● Given exercise
Every entry below must be repeated exactly; skip the pictures.

** BEGIN Input data **

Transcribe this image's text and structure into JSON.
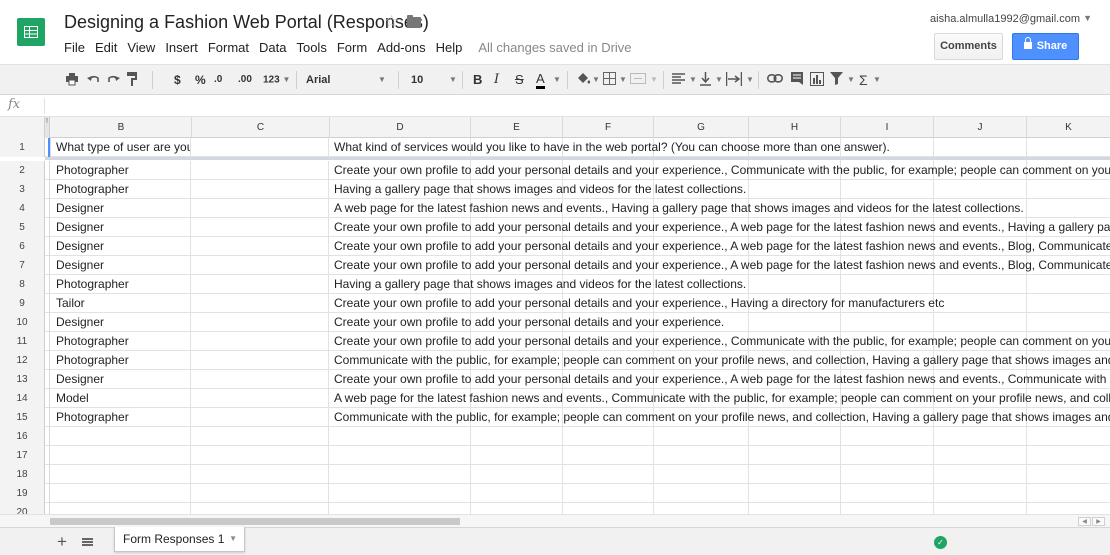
{
  "colors": {
    "sheets_green": "#1fa463",
    "share_blue": "#4d90fe",
    "selection_blue": "#4d90fe"
  },
  "header": {
    "title": "Designing a Fashion Web Portal (Responses)",
    "star_icon": "star-outline-icon",
    "folder_icon": "folder-icon",
    "account_email": "aisha.almulla1992@gmail.com",
    "comments_label": "Comments",
    "share_label": "Share"
  },
  "menubar": {
    "items": [
      "File",
      "Edit",
      "View",
      "Insert",
      "Format",
      "Data",
      "Tools",
      "Form",
      "Add-ons",
      "Help"
    ],
    "save_status": "All changes saved in Drive"
  },
  "toolbar": {
    "currency": "$",
    "percent": "%",
    "decrease_decimals": ".0",
    "increase_decimals": ".00",
    "more_formats": "123",
    "font": "Arial",
    "font_size": "10",
    "bold": "B",
    "italic": "I",
    "strike": "S",
    "text_color": "A",
    "sum": "Σ"
  },
  "formula_bar": {
    "fx_label": "fx",
    "value": ""
  },
  "columns": [
    "B",
    "C",
    "D",
    "E",
    "F",
    "G",
    "H",
    "I",
    "J",
    "K"
  ],
  "frozen_col_label": "!",
  "rows": [
    {
      "num": "1",
      "b": "What type of user are you?",
      "d": "What kind of services would you like to have in the web portal? (You can choose more than one answer)."
    },
    {
      "num": "2",
      "b": "Photographer",
      "d": "Create your own profile to add your personal details and your experience., Communicate with the public, for example; people can comment on you"
    },
    {
      "num": "3",
      "b": "Photographer",
      "d": "Having a gallery page that shows images and videos for the latest collections."
    },
    {
      "num": "4",
      "b": "Designer",
      "d": "A web page for the latest fashion news and events., Having a gallery page that shows images and videos for the latest collections."
    },
    {
      "num": "5",
      "b": "Designer",
      "d": "Create your own profile to add your personal details and your experience., A web page for the latest fashion news and events., Having a gallery pa"
    },
    {
      "num": "6",
      "b": "Designer",
      "d": "Create your own profile to add your personal details and your experience., A web page for the latest fashion news and events., Blog, Communicate"
    },
    {
      "num": "7",
      "b": "Designer",
      "d": "Create your own profile to add your personal details and your experience., A web page for the latest fashion news and events., Blog, Communicate"
    },
    {
      "num": "8",
      "b": "Photographer",
      "d": "Having a gallery page that shows images and videos for the latest collections."
    },
    {
      "num": "9",
      "b": "Tailor",
      "d": "Create your own profile to add your personal details and your experience., Having a directory for manufacturers etc"
    },
    {
      "num": "10",
      "b": "Designer",
      "d": "Create your own profile to add your personal details and your experience."
    },
    {
      "num": "11",
      "b": "Photographer",
      "d": "Create your own profile to add your personal details and your experience., Communicate with the public, for example; people can comment on you"
    },
    {
      "num": "12",
      "b": "Photographer",
      "d": "Communicate with the public, for example; people can comment on your profile news, and collection, Having a gallery page that shows images and"
    },
    {
      "num": "13",
      "b": "Designer",
      "d": "Create your own profile to add your personal details and your experience., A web page for the latest fashion news and events., Communicate with"
    },
    {
      "num": "14",
      "b": "Model",
      "d": "A web page for the latest fashion news and events., Communicate with the public, for example; people can comment on your profile news, and coll"
    },
    {
      "num": "15",
      "b": "Photographer",
      "d": "Communicate with the public, for example; people can comment on your profile news, and collection, Having a gallery page that shows images and"
    },
    {
      "num": "16",
      "b": "",
      "d": ""
    },
    {
      "num": "17",
      "b": "",
      "d": ""
    },
    {
      "num": "18",
      "b": "",
      "d": ""
    },
    {
      "num": "19",
      "b": "",
      "d": ""
    },
    {
      "num": "20",
      "b": "",
      "d": ""
    }
  ],
  "sheet_bar": {
    "add_label": "+",
    "active_tab": "Form Responses 1",
    "sync_icon": "check-circle-icon"
  }
}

** END Input data **

● Full response
Transcribe this image's text and structure into JSON.
{
  "colors": {
    "sheets_green": "#1fa463",
    "share_blue": "#4d90fe",
    "selection_blue": "#4d90fe"
  },
  "header": {
    "title": "Designing a Fashion Web Portal (Responses)",
    "star_icon": "star-outline-icon",
    "folder_icon": "folder-icon",
    "account_email": "aisha.almulla1992@gmail.com",
    "comments_label": "Comments",
    "share_label": "Share"
  },
  "menubar": {
    "items": [
      "File",
      "Edit",
      "View",
      "Insert",
      "Format",
      "Data",
      "Tools",
      "Form",
      "Add-ons",
      "Help"
    ],
    "save_status": "All changes saved in Drive"
  },
  "toolbar": {
    "currency": "$",
    "percent": "%",
    "decrease_decimals": ".0",
    "increase_decimals": ".00",
    "more_formats": "123",
    "font": "Arial",
    "font_size": "10",
    "bold": "B",
    "italic": "I",
    "strike": "S",
    "text_color": "A",
    "sum": "Σ"
  },
  "formula_bar": {
    "fx_label": "fx",
    "value": ""
  },
  "columns": [
    "B",
    "C",
    "D",
    "E",
    "F",
    "G",
    "H",
    "I",
    "J",
    "K"
  ],
  "frozen_col_label": "!",
  "rows": [
    {
      "num": "1",
      "b": "What type of user are you?",
      "d": "What kind of services would you like to have in the web portal? (You can choose more than one answer)."
    },
    {
      "num": "2",
      "b": "Photographer",
      "d": "Create your own profile to add your personal details and your experience., Communicate with the public, for example; people can comment on you"
    },
    {
      "num": "3",
      "b": "Photographer",
      "d": "Having a gallery page that shows images and videos for the latest collections."
    },
    {
      "num": "4",
      "b": "Designer",
      "d": "A web page for the latest fashion news and events., Having a gallery page that shows images and videos for the latest collections."
    },
    {
      "num": "5",
      "b": "Designer",
      "d": "Create your own profile to add your personal details and your experience., A web page for the latest fashion news and events., Having a gallery pa"
    },
    {
      "num": "6",
      "b": "Designer",
      "d": "Create your own profile to add your personal details and your experience., A web page for the latest fashion news and events., Blog, Communicate"
    },
    {
      "num": "7",
      "b": "Designer",
      "d": "Create your own profile to add your personal details and your experience., A web page for the latest fashion news and events., Blog, Communicate"
    },
    {
      "num": "8",
      "b": "Photographer",
      "d": "Having a gallery page that shows images and videos for the latest collections."
    },
    {
      "num": "9",
      "b": "Tailor",
      "d": "Create your own profile to add your personal details and your experience., Having a directory for manufacturers etc"
    },
    {
      "num": "10",
      "b": "Designer",
      "d": "Create your own profile to add your personal details and your experience."
    },
    {
      "num": "11",
      "b": "Photographer",
      "d": "Create your own profile to add your personal details and your experience., Communicate with the public, for example; people can comment on you"
    },
    {
      "num": "12",
      "b": "Photographer",
      "d": "Communicate with the public, for example; people can comment on your profile news, and collection, Having a gallery page that shows images and"
    },
    {
      "num": "13",
      "b": "Designer",
      "d": "Create your own profile to add your personal details and your experience., A web page for the latest fashion news and events., Communicate with"
    },
    {
      "num": "14",
      "b": "Model",
      "d": "A web page for the latest fashion news and events., Communicate with the public, for example; people can comment on your profile news, and coll"
    },
    {
      "num": "15",
      "b": "Photographer",
      "d": "Communicate with the public, for example; people can comment on your profile news, and collection, Having a gallery page that shows images and"
    },
    {
      "num": "16",
      "b": "",
      "d": ""
    },
    {
      "num": "17",
      "b": "",
      "d": ""
    },
    {
      "num": "18",
      "b": "",
      "d": ""
    },
    {
      "num": "19",
      "b": "",
      "d": ""
    },
    {
      "num": "20",
      "b": "",
      "d": ""
    }
  ],
  "sheet_bar": {
    "add_label": "+",
    "active_tab": "Form Responses 1",
    "sync_icon": "check-circle-icon"
  }
}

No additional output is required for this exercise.